WORK TO BE COMPLETED: Check every line below for the word "combos" and copy each one that has it.

EXTRACTED MATERIAL:
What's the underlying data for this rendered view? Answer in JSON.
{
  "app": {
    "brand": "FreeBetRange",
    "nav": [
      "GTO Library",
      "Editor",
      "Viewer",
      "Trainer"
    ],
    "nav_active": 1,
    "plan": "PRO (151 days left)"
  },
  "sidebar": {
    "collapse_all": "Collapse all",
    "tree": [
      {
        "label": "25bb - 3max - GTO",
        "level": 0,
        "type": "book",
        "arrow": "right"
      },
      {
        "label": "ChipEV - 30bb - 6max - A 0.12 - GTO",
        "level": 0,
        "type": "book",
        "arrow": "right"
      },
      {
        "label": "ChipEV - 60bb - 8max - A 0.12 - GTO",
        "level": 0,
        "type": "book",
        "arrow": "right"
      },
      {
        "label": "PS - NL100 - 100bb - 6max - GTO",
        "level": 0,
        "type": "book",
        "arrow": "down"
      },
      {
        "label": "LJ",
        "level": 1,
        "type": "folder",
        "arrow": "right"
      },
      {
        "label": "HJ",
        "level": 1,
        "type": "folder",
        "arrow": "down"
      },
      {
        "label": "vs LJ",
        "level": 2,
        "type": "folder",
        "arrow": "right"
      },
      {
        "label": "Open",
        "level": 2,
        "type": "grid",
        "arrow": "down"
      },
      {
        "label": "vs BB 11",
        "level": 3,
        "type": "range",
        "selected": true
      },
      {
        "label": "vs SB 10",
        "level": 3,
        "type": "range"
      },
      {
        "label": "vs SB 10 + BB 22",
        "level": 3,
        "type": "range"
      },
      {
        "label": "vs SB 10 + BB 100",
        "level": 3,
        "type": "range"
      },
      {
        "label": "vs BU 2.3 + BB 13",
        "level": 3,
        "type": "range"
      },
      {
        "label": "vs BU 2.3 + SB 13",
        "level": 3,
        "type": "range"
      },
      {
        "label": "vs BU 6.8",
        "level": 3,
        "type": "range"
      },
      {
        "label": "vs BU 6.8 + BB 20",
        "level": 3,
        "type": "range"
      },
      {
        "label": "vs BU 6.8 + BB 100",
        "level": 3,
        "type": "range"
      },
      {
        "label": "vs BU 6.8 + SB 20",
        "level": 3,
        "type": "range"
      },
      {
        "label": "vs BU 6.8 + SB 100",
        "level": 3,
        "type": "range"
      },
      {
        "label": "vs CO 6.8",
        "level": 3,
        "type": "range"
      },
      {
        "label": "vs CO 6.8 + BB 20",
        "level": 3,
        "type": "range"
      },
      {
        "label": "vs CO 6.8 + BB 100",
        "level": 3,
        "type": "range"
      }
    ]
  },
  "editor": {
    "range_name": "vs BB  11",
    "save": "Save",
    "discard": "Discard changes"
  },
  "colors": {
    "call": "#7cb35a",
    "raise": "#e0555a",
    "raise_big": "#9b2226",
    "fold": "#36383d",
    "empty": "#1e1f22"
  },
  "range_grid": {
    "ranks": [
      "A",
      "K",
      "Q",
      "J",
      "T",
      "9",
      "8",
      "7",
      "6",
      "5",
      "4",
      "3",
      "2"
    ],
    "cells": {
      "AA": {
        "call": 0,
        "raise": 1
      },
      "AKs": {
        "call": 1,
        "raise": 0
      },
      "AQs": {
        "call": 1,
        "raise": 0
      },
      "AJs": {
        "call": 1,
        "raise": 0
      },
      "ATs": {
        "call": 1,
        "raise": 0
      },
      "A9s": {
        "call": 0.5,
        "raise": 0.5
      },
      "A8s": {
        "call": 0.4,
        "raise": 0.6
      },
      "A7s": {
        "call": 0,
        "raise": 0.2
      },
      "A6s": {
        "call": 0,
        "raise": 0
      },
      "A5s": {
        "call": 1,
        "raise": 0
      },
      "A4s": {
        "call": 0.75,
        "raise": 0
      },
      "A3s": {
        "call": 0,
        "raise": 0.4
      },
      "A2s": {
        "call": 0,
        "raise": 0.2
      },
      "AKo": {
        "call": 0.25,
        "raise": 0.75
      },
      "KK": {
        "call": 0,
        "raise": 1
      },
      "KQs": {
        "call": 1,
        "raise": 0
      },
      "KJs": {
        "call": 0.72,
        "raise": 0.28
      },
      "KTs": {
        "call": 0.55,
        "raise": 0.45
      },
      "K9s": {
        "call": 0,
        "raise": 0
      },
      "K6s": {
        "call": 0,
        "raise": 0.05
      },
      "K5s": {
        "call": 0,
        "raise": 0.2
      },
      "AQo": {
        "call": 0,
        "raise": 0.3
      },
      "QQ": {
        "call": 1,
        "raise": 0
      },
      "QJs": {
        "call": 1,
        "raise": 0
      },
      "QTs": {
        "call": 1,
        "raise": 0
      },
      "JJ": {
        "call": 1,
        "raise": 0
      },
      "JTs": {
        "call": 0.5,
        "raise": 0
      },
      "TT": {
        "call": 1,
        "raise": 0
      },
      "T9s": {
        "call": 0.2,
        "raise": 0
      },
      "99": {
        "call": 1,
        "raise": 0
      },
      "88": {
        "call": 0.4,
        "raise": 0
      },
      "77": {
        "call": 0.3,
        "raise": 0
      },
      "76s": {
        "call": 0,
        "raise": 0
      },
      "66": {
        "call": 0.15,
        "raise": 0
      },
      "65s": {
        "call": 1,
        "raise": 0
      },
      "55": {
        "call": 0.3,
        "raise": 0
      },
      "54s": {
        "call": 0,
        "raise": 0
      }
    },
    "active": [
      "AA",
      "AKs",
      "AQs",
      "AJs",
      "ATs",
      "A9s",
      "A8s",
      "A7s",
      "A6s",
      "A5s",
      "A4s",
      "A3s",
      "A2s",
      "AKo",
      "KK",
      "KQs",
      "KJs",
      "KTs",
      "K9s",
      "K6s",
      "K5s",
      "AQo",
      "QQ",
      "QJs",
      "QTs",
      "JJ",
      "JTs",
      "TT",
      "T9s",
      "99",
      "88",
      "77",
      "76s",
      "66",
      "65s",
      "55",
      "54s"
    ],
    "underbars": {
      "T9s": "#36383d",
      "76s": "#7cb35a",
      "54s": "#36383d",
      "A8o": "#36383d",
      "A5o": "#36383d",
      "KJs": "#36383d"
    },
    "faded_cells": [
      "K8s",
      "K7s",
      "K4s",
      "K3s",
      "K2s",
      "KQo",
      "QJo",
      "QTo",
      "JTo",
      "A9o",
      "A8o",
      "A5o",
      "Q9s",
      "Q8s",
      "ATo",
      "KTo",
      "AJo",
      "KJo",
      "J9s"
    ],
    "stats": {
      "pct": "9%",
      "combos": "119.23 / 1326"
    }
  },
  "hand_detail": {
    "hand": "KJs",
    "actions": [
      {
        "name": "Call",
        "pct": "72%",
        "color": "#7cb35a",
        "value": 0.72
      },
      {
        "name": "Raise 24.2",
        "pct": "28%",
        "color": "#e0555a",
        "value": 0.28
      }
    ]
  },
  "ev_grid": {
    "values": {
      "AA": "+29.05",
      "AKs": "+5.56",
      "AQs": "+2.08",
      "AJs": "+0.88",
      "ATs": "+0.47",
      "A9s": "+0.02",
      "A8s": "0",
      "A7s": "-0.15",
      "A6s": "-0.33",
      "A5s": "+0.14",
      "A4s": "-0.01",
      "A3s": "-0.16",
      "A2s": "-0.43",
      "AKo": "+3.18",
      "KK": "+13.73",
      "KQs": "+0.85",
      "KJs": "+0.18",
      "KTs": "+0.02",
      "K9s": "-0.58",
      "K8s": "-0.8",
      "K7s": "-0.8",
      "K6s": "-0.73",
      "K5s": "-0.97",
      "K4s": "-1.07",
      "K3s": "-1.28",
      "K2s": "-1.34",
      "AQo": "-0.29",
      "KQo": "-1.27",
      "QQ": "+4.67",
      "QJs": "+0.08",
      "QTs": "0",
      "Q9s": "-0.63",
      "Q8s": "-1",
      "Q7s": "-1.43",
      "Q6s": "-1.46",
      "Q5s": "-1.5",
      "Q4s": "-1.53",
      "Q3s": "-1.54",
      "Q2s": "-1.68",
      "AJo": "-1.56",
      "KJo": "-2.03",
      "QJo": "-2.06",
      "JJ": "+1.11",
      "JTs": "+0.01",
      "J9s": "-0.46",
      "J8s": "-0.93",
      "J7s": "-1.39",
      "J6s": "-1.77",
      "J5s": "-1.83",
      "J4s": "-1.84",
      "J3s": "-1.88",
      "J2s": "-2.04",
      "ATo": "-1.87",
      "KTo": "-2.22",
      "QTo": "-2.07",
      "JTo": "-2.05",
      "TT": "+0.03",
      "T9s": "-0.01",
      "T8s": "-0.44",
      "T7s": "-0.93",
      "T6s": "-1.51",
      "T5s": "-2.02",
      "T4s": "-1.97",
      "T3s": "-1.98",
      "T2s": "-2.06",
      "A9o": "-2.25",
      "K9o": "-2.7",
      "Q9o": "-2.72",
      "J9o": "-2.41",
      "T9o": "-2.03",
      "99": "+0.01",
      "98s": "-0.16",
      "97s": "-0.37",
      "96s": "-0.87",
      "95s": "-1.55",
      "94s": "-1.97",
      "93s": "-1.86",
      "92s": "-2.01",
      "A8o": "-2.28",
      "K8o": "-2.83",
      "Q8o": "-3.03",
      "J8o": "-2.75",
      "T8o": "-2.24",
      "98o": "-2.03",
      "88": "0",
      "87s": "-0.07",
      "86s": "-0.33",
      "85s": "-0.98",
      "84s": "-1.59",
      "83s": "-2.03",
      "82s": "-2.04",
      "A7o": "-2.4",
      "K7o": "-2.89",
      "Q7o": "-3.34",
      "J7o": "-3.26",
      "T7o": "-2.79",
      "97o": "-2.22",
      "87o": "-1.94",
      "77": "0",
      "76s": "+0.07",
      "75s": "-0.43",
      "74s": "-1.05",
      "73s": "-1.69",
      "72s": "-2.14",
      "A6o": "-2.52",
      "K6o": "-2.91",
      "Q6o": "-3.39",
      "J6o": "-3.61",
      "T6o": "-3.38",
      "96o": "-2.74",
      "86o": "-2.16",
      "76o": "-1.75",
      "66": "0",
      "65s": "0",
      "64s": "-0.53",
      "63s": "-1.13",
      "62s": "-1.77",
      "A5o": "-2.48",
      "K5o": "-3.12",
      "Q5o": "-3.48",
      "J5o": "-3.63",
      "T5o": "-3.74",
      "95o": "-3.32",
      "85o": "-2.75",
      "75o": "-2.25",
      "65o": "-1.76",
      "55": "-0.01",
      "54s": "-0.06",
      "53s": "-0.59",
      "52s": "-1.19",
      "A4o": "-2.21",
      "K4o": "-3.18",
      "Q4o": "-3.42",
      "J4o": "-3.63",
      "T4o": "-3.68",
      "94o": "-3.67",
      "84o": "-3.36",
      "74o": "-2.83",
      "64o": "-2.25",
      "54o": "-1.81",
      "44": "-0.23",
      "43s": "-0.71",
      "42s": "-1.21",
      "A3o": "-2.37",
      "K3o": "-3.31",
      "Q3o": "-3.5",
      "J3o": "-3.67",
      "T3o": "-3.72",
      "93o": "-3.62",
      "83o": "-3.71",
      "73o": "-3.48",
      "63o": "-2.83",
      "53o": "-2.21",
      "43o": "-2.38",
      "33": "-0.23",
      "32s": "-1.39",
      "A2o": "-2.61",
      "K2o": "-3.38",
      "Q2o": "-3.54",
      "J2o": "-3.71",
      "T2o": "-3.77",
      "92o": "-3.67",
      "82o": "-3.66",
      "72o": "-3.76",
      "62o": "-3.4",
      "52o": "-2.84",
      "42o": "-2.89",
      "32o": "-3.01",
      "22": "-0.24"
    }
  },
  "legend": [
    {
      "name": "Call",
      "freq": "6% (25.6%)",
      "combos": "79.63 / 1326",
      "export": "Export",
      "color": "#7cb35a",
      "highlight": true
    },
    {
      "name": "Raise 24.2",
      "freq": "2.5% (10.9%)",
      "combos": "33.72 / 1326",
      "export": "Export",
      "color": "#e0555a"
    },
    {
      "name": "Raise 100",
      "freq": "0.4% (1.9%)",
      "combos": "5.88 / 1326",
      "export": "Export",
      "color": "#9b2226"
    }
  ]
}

WRITTEN REPLY:
      "combos": "119.23 / 1326"
      "combos": "79.63 / 1326",
      "combos": "33.72 / 1326",
      "combos": "5.88 / 1326",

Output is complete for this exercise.